Task brief:
Identify each line below containing the string "marker" and copy it.

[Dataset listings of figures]
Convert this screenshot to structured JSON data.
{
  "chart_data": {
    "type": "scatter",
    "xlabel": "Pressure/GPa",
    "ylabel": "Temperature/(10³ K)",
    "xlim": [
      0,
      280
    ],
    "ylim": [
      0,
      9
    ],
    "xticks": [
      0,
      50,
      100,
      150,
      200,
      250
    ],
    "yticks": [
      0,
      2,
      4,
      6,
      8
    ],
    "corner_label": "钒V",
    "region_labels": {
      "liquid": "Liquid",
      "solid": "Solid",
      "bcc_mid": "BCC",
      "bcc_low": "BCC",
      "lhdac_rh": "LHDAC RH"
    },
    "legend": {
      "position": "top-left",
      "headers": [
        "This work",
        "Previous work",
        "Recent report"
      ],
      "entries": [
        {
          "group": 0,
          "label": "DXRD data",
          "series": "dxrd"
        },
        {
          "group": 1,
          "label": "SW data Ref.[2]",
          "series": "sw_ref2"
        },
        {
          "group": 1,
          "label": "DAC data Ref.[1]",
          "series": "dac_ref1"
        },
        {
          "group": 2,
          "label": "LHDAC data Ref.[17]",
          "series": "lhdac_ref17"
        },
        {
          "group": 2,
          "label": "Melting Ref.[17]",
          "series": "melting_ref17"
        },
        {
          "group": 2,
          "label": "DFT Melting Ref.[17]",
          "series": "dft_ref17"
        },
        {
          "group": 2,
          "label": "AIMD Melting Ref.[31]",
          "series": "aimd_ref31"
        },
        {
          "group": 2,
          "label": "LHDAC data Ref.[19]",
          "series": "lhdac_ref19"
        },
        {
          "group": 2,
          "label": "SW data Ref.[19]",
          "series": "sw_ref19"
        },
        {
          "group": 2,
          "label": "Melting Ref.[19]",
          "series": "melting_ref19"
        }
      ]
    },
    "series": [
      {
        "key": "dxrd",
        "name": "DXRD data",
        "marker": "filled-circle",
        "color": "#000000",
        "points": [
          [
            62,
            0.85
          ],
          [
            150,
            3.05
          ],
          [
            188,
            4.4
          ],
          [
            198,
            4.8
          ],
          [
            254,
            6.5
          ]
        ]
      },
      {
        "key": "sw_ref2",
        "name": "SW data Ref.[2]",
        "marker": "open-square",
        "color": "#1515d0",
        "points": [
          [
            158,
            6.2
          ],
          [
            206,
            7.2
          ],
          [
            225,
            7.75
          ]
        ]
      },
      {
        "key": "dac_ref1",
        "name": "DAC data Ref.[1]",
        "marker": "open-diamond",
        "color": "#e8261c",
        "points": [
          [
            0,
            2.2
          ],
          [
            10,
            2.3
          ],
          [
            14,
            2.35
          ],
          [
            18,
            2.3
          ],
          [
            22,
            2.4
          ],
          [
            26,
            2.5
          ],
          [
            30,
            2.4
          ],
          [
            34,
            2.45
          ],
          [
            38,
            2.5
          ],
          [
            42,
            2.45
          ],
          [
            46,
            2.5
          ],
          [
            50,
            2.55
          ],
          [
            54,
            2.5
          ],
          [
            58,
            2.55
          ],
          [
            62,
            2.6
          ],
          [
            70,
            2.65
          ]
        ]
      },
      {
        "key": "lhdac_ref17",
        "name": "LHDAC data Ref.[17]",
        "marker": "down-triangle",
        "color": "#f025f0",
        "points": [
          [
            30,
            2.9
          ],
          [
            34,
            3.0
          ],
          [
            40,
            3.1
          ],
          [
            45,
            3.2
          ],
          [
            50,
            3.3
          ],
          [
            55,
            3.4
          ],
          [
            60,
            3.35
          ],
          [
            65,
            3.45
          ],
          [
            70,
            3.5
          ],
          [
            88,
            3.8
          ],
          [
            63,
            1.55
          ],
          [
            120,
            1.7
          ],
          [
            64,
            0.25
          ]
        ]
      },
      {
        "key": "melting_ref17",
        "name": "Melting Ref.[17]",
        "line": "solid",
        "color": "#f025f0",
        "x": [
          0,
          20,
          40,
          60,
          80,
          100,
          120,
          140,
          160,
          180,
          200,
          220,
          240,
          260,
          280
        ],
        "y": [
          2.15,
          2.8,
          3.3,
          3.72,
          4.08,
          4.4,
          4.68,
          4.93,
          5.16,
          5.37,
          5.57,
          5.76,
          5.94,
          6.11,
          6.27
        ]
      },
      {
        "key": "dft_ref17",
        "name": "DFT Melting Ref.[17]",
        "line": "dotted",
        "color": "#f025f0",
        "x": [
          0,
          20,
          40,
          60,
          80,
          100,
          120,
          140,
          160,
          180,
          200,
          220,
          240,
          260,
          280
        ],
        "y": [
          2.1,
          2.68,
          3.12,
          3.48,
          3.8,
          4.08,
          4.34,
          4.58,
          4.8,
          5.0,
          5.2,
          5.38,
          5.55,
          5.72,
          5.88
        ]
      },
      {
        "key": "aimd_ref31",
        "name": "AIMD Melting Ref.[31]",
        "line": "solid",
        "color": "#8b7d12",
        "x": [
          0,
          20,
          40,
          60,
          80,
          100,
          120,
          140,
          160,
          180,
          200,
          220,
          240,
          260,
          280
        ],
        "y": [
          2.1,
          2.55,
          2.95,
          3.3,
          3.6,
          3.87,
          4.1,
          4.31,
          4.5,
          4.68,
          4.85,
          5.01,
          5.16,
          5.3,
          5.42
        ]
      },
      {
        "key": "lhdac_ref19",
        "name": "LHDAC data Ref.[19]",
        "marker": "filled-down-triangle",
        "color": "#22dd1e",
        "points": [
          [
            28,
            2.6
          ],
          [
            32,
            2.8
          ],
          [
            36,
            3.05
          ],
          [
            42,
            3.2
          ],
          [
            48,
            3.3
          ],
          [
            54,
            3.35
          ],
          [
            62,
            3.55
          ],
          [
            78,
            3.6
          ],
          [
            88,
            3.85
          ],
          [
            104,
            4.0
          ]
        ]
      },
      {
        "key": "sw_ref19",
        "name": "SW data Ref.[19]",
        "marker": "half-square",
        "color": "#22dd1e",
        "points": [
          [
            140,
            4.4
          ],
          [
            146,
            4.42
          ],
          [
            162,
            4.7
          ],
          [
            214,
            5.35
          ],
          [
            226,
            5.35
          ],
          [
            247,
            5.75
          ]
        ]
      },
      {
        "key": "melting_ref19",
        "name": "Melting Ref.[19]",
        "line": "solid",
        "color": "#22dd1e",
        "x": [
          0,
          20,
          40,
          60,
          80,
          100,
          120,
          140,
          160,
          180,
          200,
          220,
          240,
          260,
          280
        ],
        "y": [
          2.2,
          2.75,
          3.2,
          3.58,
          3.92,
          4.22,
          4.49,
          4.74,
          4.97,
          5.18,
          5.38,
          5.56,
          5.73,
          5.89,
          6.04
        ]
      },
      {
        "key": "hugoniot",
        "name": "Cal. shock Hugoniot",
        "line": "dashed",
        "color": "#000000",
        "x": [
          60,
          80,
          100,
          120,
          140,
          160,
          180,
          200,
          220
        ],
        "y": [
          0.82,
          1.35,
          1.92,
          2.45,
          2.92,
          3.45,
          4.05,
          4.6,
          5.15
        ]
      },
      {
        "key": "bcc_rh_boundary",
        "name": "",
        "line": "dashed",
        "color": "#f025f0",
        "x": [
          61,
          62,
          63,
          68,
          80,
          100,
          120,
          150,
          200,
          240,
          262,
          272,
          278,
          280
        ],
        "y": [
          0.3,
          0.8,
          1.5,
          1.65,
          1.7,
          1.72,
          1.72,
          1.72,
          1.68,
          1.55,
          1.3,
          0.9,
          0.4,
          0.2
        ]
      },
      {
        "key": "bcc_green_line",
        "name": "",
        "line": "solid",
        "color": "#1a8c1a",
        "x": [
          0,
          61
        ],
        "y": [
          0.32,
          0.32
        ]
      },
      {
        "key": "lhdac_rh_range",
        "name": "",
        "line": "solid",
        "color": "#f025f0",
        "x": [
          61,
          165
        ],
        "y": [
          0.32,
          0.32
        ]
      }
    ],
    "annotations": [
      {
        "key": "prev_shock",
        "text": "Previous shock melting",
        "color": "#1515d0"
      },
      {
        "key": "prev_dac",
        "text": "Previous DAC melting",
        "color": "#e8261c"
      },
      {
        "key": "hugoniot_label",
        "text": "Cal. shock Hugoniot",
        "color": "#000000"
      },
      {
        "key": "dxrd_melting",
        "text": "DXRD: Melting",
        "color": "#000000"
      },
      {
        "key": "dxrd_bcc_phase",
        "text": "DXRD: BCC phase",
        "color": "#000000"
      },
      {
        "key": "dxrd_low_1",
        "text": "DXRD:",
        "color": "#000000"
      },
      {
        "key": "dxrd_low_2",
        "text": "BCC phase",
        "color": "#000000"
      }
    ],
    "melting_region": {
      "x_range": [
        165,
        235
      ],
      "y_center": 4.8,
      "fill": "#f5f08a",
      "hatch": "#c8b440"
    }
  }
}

Task response:
        "marker": "filled-circle",
        "marker": "open-square",
        "marker": "open-diamond",
        "marker": "down-triangle",
        "marker": "filled-down-triangle",
        "marker": "half-square",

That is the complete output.